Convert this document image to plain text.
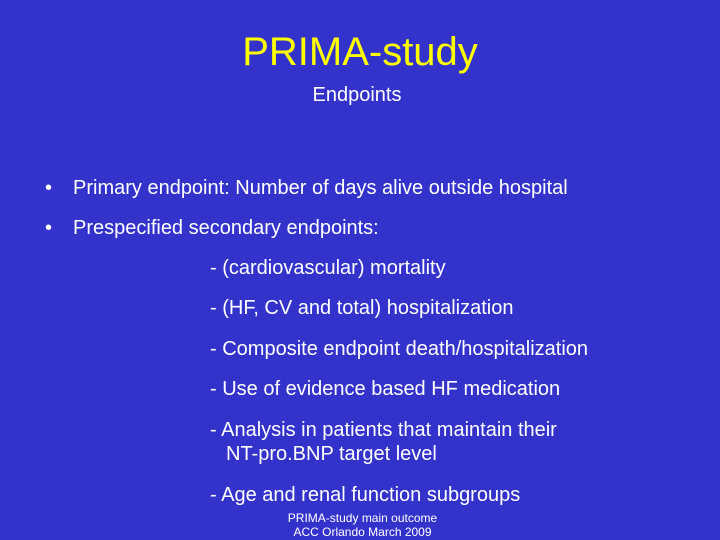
PRIMA-study
Endpoints
• Primary endpoint: Number of days alive outside hospital
• Prespecified secondary endpoints:
- (cardiovascular) mortality
- (HF, CV and total) hospitalization
- Composite endpoint death/hospitalization
- Use of evidence based HF medication
- Analysis in patients that maintain their
NT-pro.BNP target level
- Age and renal function subgroups
PRIMA-study main outcome
ACC Orlando March 2009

### WHAT TO DO
Your output must reproduce the material above in full, with no pictures.

### FINISHED TASK
Convert this document image to plain text.
PRIMA-study
Endpoints
• Primary endpoint: Number of days alive outside hospital
• Prespecified secondary endpoints:
- (cardiovascular) mortality
- (HF, CV and total) hospitalization
- Composite endpoint death/hospitalization
- Use of evidence based HF medication
- Analysis in patients that maintain their
NT-pro.BNP target level
- Age and renal function subgroups
PRIMA-study main outcome
ACC Orlando March 2009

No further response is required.